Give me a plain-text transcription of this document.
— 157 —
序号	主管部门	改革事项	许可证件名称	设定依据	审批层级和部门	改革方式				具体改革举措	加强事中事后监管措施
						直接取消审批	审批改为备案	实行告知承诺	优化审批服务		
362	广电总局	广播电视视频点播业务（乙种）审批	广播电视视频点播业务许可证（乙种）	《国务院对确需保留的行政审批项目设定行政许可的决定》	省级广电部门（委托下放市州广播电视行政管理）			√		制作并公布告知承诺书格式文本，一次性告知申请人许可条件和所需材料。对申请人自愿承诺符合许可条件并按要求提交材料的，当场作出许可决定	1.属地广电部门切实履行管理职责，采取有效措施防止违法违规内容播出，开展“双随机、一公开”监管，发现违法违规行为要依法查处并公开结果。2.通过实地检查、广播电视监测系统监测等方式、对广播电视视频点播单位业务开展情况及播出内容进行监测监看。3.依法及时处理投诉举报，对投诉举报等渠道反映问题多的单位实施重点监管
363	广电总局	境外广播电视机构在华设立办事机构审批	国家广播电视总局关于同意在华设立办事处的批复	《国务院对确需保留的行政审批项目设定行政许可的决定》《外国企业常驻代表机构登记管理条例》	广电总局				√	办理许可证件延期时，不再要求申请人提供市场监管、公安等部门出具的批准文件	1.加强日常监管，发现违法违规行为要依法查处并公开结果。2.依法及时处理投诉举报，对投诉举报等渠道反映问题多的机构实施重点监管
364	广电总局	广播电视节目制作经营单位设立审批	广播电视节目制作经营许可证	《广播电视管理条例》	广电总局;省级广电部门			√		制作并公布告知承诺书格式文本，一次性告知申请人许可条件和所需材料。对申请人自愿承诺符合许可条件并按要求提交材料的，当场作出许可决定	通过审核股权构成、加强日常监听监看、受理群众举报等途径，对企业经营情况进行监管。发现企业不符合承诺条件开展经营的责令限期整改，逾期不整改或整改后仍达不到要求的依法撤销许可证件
- - - -
• _Instruction_
Wherever the string "一次性告知申请人许可条件和所需材料" appears in the entries above, list that line.

• _Expected output_
362	广电总局	广播电视视频点播业务（乙种）审批	广播电视视频点播业务许可证（乙种）	《国务院对确需保留的行政审批项目设定行政许可的决定》	省级广电部门（委托下放市州广播电视行政管理）			√		制作并公布告知承诺书格式文本，一次性告知申请人许可条件和所需材料。对申请人自愿承诺符合许可条件并按要求提交材料的，当场作出许可决定	1.属地广电部门切实履行管理职责，采取有效措施防止违法违规内容播出，开展“双随机、一公开”监管，发现违法违规行为要依法查处并公开结果。2.通过实地检查、广播电视监测系统监测等方式、对广播电视视频点播单位业务开展情况及播出内容进行监测监看。3.依法及时处理投诉举报，对投诉举报等渠道反映问题多的单位实施重点监管
364	广电总局	广播电视节目制作经营单位设立审批	广播电视节目制作经营许可证	《广播电视管理条例》	广电总局;省级广电部门			√		制作并公布告知承诺书格式文本，一次性告知申请人许可条件和所需材料。对申请人自愿承诺符合许可条件并按要求提交材料的，当场作出许可决定	通过审核股权构成、加强日常监听监看、受理群众举报等途径，对企业经营情况进行监管。发现企业不符合承诺条件开展经营的责令限期整改，逾期不整改或整改后仍达不到要求的依法撤销许可证件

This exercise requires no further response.